== Job ==
In the data below, find every line that has the string "this", and copy it.

Figure dataset records:
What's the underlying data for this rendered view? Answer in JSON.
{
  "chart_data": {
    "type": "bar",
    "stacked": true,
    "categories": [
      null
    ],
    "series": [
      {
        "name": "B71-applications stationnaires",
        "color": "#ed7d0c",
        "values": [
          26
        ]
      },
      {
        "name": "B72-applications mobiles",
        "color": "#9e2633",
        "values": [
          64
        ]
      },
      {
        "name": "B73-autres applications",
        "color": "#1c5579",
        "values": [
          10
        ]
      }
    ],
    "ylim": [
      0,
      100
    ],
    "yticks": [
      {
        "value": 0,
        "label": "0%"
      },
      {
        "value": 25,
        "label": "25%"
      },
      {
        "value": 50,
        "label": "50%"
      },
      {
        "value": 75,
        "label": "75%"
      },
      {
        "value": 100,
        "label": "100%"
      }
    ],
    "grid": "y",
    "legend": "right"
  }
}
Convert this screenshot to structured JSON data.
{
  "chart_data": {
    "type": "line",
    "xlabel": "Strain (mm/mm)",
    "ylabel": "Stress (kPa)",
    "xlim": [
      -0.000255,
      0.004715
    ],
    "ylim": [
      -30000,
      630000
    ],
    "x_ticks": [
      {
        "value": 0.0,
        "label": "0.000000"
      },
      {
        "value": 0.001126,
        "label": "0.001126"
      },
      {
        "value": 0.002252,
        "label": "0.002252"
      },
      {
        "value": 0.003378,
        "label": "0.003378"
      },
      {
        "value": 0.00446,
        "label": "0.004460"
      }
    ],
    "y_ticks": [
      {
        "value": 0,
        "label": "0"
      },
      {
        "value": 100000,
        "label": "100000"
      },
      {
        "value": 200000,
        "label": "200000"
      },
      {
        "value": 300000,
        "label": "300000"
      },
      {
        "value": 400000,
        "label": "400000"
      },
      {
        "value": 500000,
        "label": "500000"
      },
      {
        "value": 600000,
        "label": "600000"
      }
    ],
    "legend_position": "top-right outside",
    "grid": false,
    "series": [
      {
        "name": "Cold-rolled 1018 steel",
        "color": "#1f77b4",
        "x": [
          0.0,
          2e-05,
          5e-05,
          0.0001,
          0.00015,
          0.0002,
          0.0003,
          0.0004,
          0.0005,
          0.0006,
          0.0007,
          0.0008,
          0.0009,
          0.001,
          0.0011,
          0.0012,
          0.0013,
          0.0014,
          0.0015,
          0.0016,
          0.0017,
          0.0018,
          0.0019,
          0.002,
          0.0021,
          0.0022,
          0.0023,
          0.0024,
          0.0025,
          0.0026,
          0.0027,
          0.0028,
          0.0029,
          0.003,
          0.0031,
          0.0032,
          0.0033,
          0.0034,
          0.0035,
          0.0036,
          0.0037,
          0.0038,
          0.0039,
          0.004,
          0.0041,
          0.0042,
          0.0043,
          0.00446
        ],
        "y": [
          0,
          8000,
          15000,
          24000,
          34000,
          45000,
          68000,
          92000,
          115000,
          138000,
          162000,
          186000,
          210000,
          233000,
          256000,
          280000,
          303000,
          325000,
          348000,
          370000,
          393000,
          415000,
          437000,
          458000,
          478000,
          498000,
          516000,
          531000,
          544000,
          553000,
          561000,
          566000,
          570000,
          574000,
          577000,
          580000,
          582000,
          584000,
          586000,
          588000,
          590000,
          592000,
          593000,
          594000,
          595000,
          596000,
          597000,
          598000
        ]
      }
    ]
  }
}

== Exercise answer ==
What's the underlying data for this rendered view? Answer in JSON.
Convert this screenshot to structured JSON data.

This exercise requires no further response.